◆ Your objective ◆
Gather the lines from the material that contain "solar".

◆ The data ◆

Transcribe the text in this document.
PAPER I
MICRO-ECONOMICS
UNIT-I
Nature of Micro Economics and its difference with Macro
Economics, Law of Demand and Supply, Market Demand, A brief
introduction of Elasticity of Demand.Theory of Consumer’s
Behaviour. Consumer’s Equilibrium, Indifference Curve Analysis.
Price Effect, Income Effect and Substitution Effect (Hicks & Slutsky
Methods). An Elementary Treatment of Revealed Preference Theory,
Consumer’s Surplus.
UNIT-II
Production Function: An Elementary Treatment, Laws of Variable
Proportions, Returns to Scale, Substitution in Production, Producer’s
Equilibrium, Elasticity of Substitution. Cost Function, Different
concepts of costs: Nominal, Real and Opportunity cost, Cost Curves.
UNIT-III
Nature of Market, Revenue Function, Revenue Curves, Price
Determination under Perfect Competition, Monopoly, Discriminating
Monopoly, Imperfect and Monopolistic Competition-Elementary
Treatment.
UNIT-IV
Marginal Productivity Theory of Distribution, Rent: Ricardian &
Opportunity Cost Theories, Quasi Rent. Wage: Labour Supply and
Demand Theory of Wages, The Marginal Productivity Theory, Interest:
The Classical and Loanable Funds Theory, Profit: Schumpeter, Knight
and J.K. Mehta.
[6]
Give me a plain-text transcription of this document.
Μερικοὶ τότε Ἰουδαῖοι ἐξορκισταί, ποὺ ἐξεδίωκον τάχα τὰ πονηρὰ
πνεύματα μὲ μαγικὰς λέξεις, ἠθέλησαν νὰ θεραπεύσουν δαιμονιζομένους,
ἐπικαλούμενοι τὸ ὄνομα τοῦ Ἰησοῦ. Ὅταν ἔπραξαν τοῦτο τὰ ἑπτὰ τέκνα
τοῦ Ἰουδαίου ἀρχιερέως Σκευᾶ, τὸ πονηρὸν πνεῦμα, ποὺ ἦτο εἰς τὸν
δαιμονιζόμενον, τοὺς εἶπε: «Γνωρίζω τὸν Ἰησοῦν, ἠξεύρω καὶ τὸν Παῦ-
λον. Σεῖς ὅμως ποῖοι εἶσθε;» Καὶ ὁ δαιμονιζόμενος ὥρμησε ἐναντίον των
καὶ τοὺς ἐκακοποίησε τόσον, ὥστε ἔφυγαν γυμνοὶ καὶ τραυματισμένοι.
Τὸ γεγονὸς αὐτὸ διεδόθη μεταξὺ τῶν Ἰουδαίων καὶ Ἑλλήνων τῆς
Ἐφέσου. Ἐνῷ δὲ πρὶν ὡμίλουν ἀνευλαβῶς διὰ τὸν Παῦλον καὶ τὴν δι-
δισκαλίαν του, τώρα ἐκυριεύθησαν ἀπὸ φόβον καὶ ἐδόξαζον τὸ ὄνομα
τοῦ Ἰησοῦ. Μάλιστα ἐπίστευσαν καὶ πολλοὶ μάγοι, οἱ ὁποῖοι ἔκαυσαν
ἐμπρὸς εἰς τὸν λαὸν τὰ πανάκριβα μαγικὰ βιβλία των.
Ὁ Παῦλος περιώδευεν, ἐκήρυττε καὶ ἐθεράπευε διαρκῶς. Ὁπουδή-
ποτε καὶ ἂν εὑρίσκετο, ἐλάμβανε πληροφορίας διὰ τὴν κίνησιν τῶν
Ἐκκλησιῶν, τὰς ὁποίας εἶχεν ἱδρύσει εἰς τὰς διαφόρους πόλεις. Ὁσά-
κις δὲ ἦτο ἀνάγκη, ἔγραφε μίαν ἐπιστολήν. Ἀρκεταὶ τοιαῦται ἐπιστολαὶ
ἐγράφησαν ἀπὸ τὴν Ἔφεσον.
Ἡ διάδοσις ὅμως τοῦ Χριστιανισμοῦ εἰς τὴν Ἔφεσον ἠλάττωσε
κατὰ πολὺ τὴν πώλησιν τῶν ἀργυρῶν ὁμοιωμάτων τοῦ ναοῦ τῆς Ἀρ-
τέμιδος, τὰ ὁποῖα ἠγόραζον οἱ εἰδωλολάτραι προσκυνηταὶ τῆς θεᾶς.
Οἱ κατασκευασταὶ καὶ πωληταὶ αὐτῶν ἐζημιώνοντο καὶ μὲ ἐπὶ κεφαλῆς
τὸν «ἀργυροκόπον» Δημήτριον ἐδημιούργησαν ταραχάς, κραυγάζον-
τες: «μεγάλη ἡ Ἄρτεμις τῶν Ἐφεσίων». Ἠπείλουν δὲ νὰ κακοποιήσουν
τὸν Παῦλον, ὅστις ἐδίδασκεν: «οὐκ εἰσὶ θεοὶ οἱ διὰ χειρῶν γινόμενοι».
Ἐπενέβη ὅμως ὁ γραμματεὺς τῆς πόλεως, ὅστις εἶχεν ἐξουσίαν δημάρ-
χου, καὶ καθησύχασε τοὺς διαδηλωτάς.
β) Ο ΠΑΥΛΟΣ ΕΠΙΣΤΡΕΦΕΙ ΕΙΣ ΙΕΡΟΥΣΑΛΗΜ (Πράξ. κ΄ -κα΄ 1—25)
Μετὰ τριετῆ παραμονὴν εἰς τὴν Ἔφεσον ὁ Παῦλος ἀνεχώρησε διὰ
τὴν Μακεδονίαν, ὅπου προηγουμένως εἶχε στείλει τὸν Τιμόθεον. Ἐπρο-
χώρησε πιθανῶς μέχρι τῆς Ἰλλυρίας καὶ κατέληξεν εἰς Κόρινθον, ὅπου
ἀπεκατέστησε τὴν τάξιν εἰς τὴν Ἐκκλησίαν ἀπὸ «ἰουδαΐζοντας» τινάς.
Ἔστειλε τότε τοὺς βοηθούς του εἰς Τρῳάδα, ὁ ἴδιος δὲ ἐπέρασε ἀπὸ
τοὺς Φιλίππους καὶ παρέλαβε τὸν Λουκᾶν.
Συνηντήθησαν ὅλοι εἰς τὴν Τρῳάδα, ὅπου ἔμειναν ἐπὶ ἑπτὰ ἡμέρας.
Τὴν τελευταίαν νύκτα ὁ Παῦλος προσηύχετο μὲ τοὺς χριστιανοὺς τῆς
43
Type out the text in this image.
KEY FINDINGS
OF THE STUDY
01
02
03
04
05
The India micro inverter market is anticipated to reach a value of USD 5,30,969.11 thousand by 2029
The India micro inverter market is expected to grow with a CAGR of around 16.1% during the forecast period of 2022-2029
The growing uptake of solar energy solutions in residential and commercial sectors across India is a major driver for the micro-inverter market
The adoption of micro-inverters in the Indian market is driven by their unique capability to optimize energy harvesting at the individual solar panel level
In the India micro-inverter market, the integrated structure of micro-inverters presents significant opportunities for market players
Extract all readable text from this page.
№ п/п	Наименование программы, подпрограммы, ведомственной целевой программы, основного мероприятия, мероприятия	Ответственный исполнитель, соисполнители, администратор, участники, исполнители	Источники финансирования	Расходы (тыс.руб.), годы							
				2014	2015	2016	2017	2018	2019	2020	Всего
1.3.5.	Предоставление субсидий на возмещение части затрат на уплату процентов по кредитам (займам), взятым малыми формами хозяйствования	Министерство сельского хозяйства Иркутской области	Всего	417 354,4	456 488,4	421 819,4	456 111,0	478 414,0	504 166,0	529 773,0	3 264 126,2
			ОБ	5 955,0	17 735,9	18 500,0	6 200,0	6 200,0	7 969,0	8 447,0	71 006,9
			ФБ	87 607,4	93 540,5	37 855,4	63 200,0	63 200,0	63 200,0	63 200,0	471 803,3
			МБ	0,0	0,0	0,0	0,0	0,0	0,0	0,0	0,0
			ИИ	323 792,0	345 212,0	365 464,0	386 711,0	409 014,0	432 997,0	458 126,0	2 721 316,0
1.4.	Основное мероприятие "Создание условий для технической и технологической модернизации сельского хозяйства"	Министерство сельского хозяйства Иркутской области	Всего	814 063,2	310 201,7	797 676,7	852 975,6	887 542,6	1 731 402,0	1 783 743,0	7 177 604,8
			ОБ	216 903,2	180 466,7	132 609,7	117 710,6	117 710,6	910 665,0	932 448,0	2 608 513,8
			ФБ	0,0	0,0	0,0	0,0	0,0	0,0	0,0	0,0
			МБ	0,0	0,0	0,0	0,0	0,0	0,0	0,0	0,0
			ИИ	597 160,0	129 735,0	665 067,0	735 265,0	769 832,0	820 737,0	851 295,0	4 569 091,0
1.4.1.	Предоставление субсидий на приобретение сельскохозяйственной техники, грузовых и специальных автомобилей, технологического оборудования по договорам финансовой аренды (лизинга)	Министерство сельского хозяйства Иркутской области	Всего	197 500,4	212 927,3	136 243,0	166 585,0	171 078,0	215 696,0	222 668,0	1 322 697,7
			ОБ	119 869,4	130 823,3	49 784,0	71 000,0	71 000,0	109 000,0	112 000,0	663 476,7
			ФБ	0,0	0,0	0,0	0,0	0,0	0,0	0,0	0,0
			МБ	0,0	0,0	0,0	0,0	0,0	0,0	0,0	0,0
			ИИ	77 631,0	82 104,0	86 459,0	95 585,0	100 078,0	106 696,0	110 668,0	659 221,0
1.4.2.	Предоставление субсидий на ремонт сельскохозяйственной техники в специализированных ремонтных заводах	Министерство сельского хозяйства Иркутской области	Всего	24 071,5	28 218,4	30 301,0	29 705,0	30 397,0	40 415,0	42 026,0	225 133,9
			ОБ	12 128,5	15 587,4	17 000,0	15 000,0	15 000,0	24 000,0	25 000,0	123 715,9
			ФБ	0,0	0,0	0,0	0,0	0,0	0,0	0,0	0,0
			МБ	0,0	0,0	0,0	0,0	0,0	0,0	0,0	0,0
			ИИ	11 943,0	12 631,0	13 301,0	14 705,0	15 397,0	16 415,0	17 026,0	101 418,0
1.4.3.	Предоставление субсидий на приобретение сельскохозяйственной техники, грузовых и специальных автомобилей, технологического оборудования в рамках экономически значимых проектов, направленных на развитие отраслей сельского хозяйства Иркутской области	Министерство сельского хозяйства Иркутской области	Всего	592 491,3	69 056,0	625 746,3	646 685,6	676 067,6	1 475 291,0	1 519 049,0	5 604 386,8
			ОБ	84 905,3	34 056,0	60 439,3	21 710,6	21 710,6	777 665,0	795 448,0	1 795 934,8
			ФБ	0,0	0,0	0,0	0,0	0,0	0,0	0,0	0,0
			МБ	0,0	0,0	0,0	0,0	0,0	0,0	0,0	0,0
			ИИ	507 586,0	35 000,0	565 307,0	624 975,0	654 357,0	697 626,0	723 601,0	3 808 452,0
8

◆ Solution to the exercise ◆
The growing uptake of solar energy solutions in residential and commercial sectors across India is a major driver for the micro-inverter market
The adoption of micro-inverters in the Indian market is driven by their unique capability to optimize energy harvesting at the individual solar panel level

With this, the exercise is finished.